=== Excerpted records ===

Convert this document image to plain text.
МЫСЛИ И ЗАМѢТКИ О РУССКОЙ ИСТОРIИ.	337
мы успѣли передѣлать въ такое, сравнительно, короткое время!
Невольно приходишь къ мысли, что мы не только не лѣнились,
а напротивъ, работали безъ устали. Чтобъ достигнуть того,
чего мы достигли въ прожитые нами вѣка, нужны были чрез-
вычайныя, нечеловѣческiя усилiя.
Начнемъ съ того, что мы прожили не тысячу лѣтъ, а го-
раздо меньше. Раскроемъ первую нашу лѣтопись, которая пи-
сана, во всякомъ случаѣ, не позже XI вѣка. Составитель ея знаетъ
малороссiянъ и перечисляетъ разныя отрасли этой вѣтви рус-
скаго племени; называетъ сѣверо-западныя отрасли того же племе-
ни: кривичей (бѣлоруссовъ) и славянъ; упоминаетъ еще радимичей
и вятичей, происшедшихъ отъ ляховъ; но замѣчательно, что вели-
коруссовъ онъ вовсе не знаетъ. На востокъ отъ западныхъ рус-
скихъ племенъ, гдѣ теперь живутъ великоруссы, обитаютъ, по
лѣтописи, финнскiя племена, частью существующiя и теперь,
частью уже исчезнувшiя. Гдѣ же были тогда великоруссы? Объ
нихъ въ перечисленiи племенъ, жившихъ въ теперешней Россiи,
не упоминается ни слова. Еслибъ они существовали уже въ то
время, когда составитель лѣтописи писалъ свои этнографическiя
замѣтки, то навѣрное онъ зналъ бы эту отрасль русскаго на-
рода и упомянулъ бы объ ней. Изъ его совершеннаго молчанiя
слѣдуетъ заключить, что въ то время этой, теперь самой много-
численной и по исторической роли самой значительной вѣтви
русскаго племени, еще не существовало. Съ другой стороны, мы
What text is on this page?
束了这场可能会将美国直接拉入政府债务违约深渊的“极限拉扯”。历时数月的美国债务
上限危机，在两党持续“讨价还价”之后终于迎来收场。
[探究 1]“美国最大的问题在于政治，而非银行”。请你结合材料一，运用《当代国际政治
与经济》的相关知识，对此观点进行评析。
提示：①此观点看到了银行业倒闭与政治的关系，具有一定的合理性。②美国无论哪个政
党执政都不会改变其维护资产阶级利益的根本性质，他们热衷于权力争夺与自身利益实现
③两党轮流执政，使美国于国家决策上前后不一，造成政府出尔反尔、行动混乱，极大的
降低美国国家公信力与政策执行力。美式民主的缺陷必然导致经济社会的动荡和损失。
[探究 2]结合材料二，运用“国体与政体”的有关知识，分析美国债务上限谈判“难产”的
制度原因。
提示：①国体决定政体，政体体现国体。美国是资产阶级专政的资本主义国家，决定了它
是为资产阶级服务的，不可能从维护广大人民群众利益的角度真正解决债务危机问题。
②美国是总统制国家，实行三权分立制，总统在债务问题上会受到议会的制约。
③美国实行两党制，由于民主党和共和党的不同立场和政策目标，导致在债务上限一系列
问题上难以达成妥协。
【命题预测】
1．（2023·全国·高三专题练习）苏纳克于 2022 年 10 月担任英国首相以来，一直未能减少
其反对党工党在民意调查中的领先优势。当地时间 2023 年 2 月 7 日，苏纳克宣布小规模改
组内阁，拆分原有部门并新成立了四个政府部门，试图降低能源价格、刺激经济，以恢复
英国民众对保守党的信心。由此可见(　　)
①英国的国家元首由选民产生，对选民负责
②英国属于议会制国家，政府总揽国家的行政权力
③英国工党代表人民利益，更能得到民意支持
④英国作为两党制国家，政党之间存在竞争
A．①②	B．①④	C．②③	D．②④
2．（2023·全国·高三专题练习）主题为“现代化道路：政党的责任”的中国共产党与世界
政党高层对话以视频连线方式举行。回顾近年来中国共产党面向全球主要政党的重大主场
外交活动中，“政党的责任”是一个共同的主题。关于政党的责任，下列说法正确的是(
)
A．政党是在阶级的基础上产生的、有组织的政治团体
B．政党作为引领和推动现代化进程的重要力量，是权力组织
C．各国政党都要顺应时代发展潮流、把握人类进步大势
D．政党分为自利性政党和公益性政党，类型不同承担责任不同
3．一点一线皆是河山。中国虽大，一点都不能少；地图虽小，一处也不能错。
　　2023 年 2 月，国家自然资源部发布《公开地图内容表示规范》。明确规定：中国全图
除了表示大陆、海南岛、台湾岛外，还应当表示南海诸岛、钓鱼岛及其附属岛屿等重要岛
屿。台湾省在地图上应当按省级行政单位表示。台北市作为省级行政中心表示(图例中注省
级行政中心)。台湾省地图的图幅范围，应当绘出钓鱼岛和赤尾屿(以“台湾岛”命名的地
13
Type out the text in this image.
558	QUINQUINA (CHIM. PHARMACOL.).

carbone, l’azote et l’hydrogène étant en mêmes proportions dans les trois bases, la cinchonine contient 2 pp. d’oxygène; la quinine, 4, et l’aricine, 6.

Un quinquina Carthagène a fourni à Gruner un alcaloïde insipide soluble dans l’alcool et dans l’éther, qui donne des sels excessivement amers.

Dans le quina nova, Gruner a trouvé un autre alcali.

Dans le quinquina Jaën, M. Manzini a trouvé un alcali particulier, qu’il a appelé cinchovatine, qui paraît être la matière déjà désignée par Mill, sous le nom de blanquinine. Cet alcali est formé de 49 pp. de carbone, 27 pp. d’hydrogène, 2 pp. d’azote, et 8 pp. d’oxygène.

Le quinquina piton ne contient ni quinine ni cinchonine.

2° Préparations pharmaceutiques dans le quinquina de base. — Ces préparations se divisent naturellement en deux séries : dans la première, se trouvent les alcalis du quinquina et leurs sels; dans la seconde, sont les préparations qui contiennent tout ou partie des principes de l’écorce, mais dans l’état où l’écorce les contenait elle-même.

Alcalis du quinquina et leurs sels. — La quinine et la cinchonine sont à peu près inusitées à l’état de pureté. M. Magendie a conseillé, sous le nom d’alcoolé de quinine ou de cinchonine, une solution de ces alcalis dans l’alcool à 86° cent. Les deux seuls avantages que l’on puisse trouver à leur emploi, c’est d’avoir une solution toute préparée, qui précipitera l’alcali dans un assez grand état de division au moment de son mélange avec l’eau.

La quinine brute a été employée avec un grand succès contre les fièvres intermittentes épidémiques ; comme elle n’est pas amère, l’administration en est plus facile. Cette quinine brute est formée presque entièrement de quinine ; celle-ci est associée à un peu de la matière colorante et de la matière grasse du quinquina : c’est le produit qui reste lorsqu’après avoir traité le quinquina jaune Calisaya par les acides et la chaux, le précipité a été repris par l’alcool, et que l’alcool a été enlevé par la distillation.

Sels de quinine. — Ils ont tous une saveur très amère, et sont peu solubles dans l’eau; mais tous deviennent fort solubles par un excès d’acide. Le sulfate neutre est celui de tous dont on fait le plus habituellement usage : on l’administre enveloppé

===

Copy out the full set of records precisely, leaving nothing out.

Convert this document image to plain text.
МЫСЛИ И ЗАМѢТКИ О РУССКОЙ ИСТОРIИ.	337
мы успѣли передѣлать въ такое, сравнительно, короткое время!
Невольно приходишь къ мысли, что мы не только не лѣнились,
а напротивъ, работали безъ устали. Чтобъ достигнуть того,
чего мы достигли въ прожитые нами вѣка, нужны были чрез-
вычайныя, нечеловѣческiя усилiя.
Начнемъ съ того, что мы прожили не тысячу лѣтъ, а го-
раздо меньше. Раскроемъ первую нашу лѣтопись, которая пи-
сана, во всякомъ случаѣ, не позже XI вѣка. Составитель ея знаетъ
малороссiянъ и перечисляетъ разныя отрасли этой вѣтви рус-
скаго племени; называетъ сѣверо-западныя отрасли того же племе-
ни: кривичей (бѣлоруссовъ) и славянъ; упоминаетъ еще радимичей
и вятичей, происшедшихъ отъ ляховъ; но замѣчательно, что вели-
коруссовъ онъ вовсе не знаетъ. На востокъ отъ западныхъ рус-
скихъ племенъ, гдѣ теперь живутъ великоруссы, обитаютъ, по
лѣтописи, финнскiя племена, частью существующiя и теперь,
частью уже исчезнувшiя. Гдѣ же были тогда великоруссы? Объ
нихъ въ перечисленiи племенъ, жившихъ въ теперешней Россiи,
не упоминается ни слова. Еслибъ они существовали уже въ то
время, когда составитель лѣтописи писалъ свои этнографическiя
замѣтки, то навѣрное онъ зналъ бы эту отрасль русскаго на-
рода и упомянулъ бы объ ней. Изъ его совершеннаго молчанiя
слѣдуетъ заключить, что въ то время этой, теперь самой много-
численной и по исторической роли самой значительной вѣтви
русскаго племени, еще не существовало. Съ другой стороны, мы
What text is on this page?
束了这场可能会将美国直接拉入政府债务违约深渊的“极限拉扯”。历时数月的美国债务
上限危机，在两党持续“讨价还价”之后终于迎来收场。
[探究 1]“美国最大的问题在于政治，而非银行”。请你结合材料一，运用《当代国际政治
与经济》的相关知识，对此观点进行评析。
提示：①此观点看到了银行业倒闭与政治的关系，具有一定的合理性。②美国无论哪个政
党执政都不会改变其维护资产阶级利益的根本性质，他们热衷于权力争夺与自身利益实现
③两党轮流执政，使美国于国家决策上前后不一，造成政府出尔反尔、行动混乱，极大的
降低美国国家公信力与政策执行力。美式民主的缺陷必然导致经济社会的动荡和损失。
[探究 2]结合材料二，运用“国体与政体”的有关知识，分析美国债务上限谈判“难产”的
制度原因。
提示：①国体决定政体，政体体现国体。美国是资产阶级专政的资本主义国家，决定了它
是为资产阶级服务的，不可能从维护广大人民群众利益的角度真正解决债务危机问题。
②美国是总统制国家，实行三权分立制，总统在债务问题上会受到议会的制约。
③美国实行两党制，由于民主党和共和党的不同立场和政策目标，导致在债务上限一系列
问题上难以达成妥协。
【命题预测】
1．（2023·全国·高三专题练习）苏纳克于 2022 年 10 月担任英国首相以来，一直未能减少
其反对党工党在民意调查中的领先优势。当地时间 2023 年 2 月 7 日，苏纳克宣布小规模改
组内阁，拆分原有部门并新成立了四个政府部门，试图降低能源价格、刺激经济，以恢复
英国民众对保守党的信心。由此可见(　　)
①英国的国家元首由选民产生，对选民负责
②英国属于议会制国家，政府总揽国家的行政权力
③英国工党代表人民利益，更能得到民意支持
④英国作为两党制国家，政党之间存在竞争
A．①②	B．①④	C．②③	D．②④
2．（2023·全国·高三专题练习）主题为“现代化道路：政党的责任”的中国共产党与世界
政党高层对话以视频连线方式举行。回顾近年来中国共产党面向全球主要政党的重大主场
外交活动中，“政党的责任”是一个共同的主题。关于政党的责任，下列说法正确的是(
)
A．政党是在阶级的基础上产生的、有组织的政治团体
B．政党作为引领和推动现代化进程的重要力量，是权力组织
C．各国政党都要顺应时代发展潮流、把握人类进步大势
D．政党分为自利性政党和公益性政党，类型不同承担责任不同
3．一点一线皆是河山。中国虽大，一点都不能少；地图虽小，一处也不能错。
　　2023 年 2 月，国家自然资源部发布《公开地图内容表示规范》。明确规定：中国全图
除了表示大陆、海南岛、台湾岛外，还应当表示南海诸岛、钓鱼岛及其附属岛屿等重要岛
屿。台湾省在地图上应当按省级行政单位表示。台北市作为省级行政中心表示(图例中注省
级行政中心)。台湾省地图的图幅范围，应当绘出钓鱼岛和赤尾屿(以“台湾岛”命名的地
13
Type out the text in this image.
558	QUINQUINA (CHIM. PHARMACOL.).

carbone, l’azote et l’hydrogène étant en mêmes proportions dans les trois bases, la cinchonine contient 2 pp. d’oxygène; la quinine, 4, et l’aricine, 6.

Un quinquina Carthagène a fourni à Gruner un alcaloïde insipide soluble dans l’alcool et dans l’éther, qui donne des sels excessivement amers.

Dans le quina nova, Gruner a trouvé un autre alcali.

Dans le quinquina Jaën, M. Manzini a trouvé un alcali particulier, qu’il a appelé cinchovatine, qui paraît être la matière déjà désignée par Mill, sous le nom de blanquinine. Cet alcali est formé de 49 pp. de carbone, 27 pp. d’hydrogène, 2 pp. d’azote, et 8 pp. d’oxygène.

Le quinquina piton ne contient ni quinine ni cinchonine.

2° Préparations pharmaceutiques dans le quinquina de base. — Ces préparations se divisent naturellement en deux séries : dans la première, se trouvent les alcalis du quinquina et leurs sels; dans la seconde, sont les préparations qui contiennent tout ou partie des principes de l’écorce, mais dans l’état où l’écorce les contenait elle-même.

Alcalis du quinquina et leurs sels. — La quinine et la cinchonine sont à peu près inusitées à l’état de pureté. M. Magendie a conseillé, sous le nom d’alcoolé de quinine ou de cinchonine, une solution de ces alcalis dans l’alcool à 86° cent. Les deux seuls avantages que l’on puisse trouver à leur emploi, c’est d’avoir une solution toute préparée, qui précipitera l’alcali dans un assez grand état de division au moment de son mélange avec l’eau.

La quinine brute a été employée avec un grand succès contre les fièvres intermittentes épidémiques ; comme elle n’est pas amère, l’administration en est plus facile. Cette quinine brute est formée presque entièrement de quinine ; celle-ci est associée à un peu de la matière colorante et de la matière grasse du quinquina : c’est le produit qui reste lorsqu’après avoir traité le quinquina jaune Calisaya par les acides et la chaux, le précipité a été repris par l’alcool, et que l’alcool a été enlevé par la distillation.

Sels de quinine. — Ils ont tous une saveur très amère, et sont peu solubles dans l’eau; mais tous deviennent fort solubles par un excès d’acide. Le sulfate neutre est celui de tous dont on fait le plus habituellement usage : on l’administre enveloppé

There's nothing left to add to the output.